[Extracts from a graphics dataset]
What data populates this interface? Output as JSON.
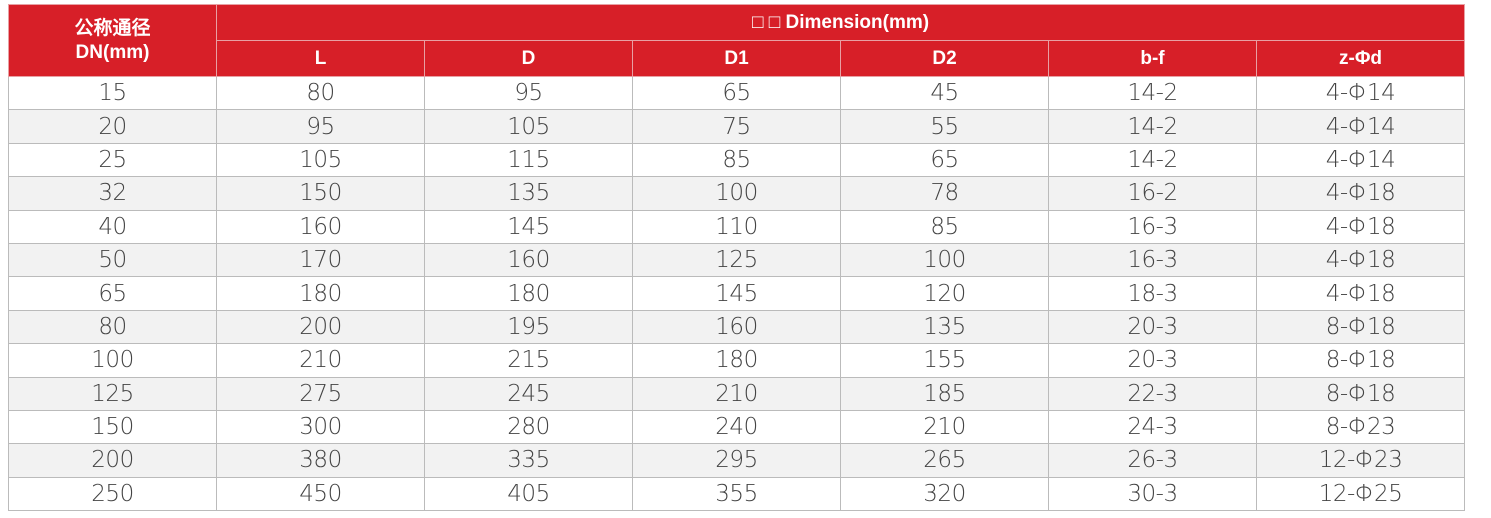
{
  "header": {
    "dn_label_cn": "公称通径",
    "dn_label_en": "DN(mm)",
    "dimension_label": "□ □ Dimension(mm)",
    "columns": [
      "L",
      "D",
      "D1",
      "D2",
      "b-f",
      "z-Φd"
    ]
  },
  "colors": {
    "header_bg": "#d71f28",
    "stripe": "#f2f2f2"
  },
  "rows": [
    [
      "15",
      "80",
      "95",
      "65",
      "45",
      "14-2",
      "4-Φ14"
    ],
    [
      "20",
      "95",
      "105",
      "75",
      "55",
      "14-2",
      "4-Φ14"
    ],
    [
      "25",
      "105",
      "115",
      "85",
      "65",
      "14-2",
      "4-Φ14"
    ],
    [
      "32",
      "150",
      "135",
      "100",
      "78",
      "16-2",
      "4-Φ18"
    ],
    [
      "40",
      "160",
      "145",
      "110",
      "85",
      "16-3",
      "4-Φ18"
    ],
    [
      "50",
      "170",
      "160",
      "125",
      "100",
      "16-3",
      "4-Φ18"
    ],
    [
      "65",
      "180",
      "180",
      "145",
      "120",
      "18-3",
      "4-Φ18"
    ],
    [
      "80",
      "200",
      "195",
      "160",
      "135",
      "20-3",
      "8-Φ18"
    ],
    [
      "100",
      "210",
      "215",
      "180",
      "155",
      "20-3",
      "8-Φ18"
    ],
    [
      "125",
      "275",
      "245",
      "210",
      "185",
      "22-3",
      "8-Φ18"
    ],
    [
      "150",
      "300",
      "280",
      "240",
      "210",
      "24-3",
      "8-Φ23"
    ],
    [
      "200",
      "380",
      "335",
      "295",
      "265",
      "26-3",
      "12-Φ23"
    ],
    [
      "250",
      "450",
      "405",
      "355",
      "320",
      "30-3",
      "12-Φ25"
    ]
  ]
}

JOB: Print the records word for word and exclude any picture they hold.

ANSWER TO THIS TASK:
What data populates this interface? Output as JSON.
{
  "header": {
    "dn_label_cn": "公称通径",
    "dn_label_en": "DN(mm)",
    "dimension_label": "□ □ Dimension(mm)",
    "columns": [
      "L",
      "D",
      "D1",
      "D2",
      "b-f",
      "z-Φd"
    ]
  },
  "colors": {
    "header_bg": "#d71f28",
    "stripe": "#f2f2f2"
  },
  "rows": [
    [
      "15",
      "80",
      "95",
      "65",
      "45",
      "14-2",
      "4-Φ14"
    ],
    [
      "20",
      "95",
      "105",
      "75",
      "55",
      "14-2",
      "4-Φ14"
    ],
    [
      "25",
      "105",
      "115",
      "85",
      "65",
      "14-2",
      "4-Φ14"
    ],
    [
      "32",
      "150",
      "135",
      "100",
      "78",
      "16-2",
      "4-Φ18"
    ],
    [
      "40",
      "160",
      "145",
      "110",
      "85",
      "16-3",
      "4-Φ18"
    ],
    [
      "50",
      "170",
      "160",
      "125",
      "100",
      "16-3",
      "4-Φ18"
    ],
    [
      "65",
      "180",
      "180",
      "145",
      "120",
      "18-3",
      "4-Φ18"
    ],
    [
      "80",
      "200",
      "195",
      "160",
      "135",
      "20-3",
      "8-Φ18"
    ],
    [
      "100",
      "210",
      "215",
      "180",
      "155",
      "20-3",
      "8-Φ18"
    ],
    [
      "125",
      "275",
      "245",
      "210",
      "185",
      "22-3",
      "8-Φ18"
    ],
    [
      "150",
      "300",
      "280",
      "240",
      "210",
      "24-3",
      "8-Φ23"
    ],
    [
      "200",
      "380",
      "335",
      "295",
      "265",
      "26-3",
      "12-Φ23"
    ],
    [
      "250",
      "450",
      "405",
      "355",
      "320",
      "30-3",
      "12-Φ25"
    ]
  ]
}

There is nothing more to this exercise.